▶ [WHAT TO DO] Check each line for the string "Pharos", then give only how many lines have it.

[Begin THE RECORDS]

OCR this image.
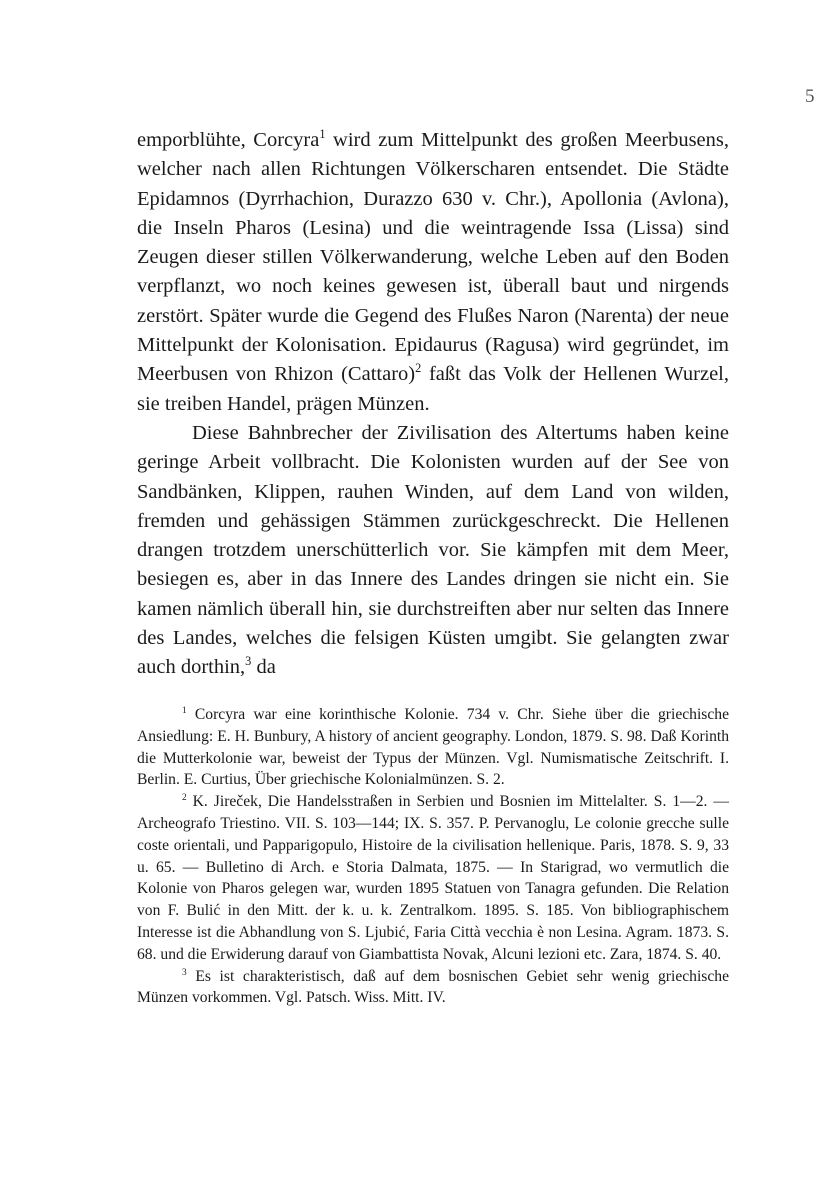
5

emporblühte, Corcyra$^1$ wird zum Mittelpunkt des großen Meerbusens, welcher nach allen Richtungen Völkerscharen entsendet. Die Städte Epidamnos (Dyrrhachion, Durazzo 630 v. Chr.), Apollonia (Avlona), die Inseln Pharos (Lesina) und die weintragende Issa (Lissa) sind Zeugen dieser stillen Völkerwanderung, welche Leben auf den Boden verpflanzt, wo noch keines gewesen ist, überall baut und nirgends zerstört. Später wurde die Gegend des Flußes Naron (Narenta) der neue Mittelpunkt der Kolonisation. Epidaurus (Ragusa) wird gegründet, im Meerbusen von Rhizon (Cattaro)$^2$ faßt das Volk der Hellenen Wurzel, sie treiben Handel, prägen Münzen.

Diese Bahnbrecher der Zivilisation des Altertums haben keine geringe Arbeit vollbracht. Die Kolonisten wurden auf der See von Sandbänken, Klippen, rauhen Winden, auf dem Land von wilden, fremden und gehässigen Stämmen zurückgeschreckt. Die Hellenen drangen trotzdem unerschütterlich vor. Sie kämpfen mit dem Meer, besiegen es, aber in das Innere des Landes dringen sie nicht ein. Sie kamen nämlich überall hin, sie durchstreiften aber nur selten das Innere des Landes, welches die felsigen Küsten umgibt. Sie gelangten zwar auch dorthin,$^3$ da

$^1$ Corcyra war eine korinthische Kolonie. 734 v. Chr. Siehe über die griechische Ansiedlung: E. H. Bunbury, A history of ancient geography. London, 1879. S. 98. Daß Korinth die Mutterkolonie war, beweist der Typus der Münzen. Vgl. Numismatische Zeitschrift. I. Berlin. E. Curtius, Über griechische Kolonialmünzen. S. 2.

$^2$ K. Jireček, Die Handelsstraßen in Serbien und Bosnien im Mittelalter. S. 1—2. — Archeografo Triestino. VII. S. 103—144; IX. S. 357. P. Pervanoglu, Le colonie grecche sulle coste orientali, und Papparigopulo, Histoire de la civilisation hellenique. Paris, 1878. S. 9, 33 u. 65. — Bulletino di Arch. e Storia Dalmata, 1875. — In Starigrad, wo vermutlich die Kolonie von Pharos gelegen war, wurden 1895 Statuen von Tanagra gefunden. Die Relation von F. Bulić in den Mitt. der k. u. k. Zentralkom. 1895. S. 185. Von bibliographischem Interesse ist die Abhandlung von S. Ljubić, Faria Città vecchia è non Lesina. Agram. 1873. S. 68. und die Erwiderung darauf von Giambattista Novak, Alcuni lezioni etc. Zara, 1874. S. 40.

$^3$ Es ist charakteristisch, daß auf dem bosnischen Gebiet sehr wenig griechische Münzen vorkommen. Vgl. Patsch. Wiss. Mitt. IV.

[End THE RECORDS]

▶ [ANSWER TO THE EXERCISE] 2